■ Request
Filter the entries that follow, copying every line in which the word "Detroit" appears.

┄┄┄┄┄┄┄┄┄┄

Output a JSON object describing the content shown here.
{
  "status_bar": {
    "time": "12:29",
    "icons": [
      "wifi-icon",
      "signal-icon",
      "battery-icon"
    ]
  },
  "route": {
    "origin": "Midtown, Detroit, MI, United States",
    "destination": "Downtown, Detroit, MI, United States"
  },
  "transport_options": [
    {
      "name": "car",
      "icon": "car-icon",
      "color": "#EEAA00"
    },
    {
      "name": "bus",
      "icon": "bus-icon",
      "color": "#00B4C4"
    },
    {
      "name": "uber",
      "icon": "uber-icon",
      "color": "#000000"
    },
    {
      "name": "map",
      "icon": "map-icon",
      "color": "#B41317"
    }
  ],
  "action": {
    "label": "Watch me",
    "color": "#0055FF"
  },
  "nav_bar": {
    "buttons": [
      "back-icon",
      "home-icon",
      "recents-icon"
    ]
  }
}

┄┄┄┄┄┄┄┄┄┄

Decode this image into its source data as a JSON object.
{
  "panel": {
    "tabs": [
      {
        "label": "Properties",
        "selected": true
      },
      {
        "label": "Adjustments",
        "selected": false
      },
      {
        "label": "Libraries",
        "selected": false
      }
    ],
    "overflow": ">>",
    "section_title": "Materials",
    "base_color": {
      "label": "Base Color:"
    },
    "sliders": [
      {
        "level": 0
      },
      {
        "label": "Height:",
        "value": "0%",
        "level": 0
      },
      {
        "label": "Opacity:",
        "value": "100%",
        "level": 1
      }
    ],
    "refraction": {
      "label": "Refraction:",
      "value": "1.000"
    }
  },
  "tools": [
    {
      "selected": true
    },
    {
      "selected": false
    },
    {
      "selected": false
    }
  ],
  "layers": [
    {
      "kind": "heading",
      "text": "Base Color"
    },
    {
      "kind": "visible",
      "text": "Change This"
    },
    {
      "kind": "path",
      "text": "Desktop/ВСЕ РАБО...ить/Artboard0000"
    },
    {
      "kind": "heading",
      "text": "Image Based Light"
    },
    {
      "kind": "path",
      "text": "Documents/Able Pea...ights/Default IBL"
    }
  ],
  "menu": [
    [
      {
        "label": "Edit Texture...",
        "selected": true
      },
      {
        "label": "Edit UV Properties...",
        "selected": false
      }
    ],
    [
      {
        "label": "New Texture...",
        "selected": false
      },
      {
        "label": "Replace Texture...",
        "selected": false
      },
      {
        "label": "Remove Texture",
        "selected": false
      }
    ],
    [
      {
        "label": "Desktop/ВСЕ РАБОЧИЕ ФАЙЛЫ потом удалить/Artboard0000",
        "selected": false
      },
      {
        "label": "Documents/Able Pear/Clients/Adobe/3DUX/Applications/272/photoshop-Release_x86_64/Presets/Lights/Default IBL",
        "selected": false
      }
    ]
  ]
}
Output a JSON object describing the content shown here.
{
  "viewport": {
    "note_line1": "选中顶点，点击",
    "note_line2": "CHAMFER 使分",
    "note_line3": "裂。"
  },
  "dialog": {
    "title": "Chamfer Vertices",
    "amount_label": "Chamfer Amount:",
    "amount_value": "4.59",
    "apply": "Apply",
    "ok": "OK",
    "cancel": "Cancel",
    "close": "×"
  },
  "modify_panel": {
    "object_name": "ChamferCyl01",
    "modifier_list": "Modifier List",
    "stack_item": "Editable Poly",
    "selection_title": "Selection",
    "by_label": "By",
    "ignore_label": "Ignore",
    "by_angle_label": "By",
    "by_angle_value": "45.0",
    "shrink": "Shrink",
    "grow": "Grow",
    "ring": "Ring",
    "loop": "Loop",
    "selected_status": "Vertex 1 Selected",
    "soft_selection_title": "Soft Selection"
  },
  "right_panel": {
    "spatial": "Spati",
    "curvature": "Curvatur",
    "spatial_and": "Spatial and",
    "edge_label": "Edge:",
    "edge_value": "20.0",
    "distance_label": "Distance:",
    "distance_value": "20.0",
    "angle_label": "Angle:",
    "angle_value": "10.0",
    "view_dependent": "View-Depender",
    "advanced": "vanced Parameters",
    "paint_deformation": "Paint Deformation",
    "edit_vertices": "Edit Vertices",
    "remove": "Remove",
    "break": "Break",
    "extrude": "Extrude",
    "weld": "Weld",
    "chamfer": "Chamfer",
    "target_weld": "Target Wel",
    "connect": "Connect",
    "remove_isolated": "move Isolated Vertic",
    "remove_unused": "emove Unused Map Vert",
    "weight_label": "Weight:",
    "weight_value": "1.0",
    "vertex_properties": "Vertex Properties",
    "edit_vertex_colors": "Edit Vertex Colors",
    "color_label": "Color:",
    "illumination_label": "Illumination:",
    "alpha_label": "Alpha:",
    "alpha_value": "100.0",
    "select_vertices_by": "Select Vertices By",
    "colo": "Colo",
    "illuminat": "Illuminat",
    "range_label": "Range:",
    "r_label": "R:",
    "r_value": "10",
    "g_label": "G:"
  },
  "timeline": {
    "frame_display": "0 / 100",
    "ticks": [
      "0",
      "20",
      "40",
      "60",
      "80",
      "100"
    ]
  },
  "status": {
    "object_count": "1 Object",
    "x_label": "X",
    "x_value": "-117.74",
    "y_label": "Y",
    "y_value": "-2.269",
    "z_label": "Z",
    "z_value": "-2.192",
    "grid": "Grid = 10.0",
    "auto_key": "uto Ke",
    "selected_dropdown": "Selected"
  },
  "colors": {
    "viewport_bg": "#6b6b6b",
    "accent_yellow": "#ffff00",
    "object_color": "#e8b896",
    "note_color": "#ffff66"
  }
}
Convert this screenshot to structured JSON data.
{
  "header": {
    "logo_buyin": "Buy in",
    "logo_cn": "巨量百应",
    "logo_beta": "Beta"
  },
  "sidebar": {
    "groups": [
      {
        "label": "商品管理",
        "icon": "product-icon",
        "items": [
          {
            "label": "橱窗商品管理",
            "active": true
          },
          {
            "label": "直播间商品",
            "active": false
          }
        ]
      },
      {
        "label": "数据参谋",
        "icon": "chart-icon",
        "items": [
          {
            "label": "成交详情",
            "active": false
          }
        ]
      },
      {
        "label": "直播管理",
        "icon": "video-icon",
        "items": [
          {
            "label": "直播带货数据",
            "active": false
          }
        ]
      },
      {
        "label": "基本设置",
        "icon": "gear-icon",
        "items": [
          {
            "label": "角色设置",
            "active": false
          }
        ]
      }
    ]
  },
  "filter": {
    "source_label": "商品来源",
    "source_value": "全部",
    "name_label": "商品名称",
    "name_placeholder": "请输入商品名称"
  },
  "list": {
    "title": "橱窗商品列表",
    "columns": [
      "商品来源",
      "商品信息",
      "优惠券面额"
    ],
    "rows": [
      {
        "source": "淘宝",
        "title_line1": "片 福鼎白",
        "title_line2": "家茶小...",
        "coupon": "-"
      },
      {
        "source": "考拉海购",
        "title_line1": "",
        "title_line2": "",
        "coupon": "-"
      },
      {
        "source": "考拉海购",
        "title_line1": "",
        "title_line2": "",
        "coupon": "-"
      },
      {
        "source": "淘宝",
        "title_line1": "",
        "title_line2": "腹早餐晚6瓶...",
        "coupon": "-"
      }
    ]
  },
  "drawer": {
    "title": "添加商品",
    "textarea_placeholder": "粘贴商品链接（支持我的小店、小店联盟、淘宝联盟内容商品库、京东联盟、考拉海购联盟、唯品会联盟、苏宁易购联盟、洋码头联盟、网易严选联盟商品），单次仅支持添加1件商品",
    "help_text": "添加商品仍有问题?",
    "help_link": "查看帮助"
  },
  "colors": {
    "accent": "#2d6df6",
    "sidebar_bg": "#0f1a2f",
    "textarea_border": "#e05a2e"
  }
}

┄┄┄┄┄┄┄┄┄┄

■ Exercise response
    "origin": "Midtown, Detroit, MI, United States",
    "destination": "Downtown, Detroit, MI, United States"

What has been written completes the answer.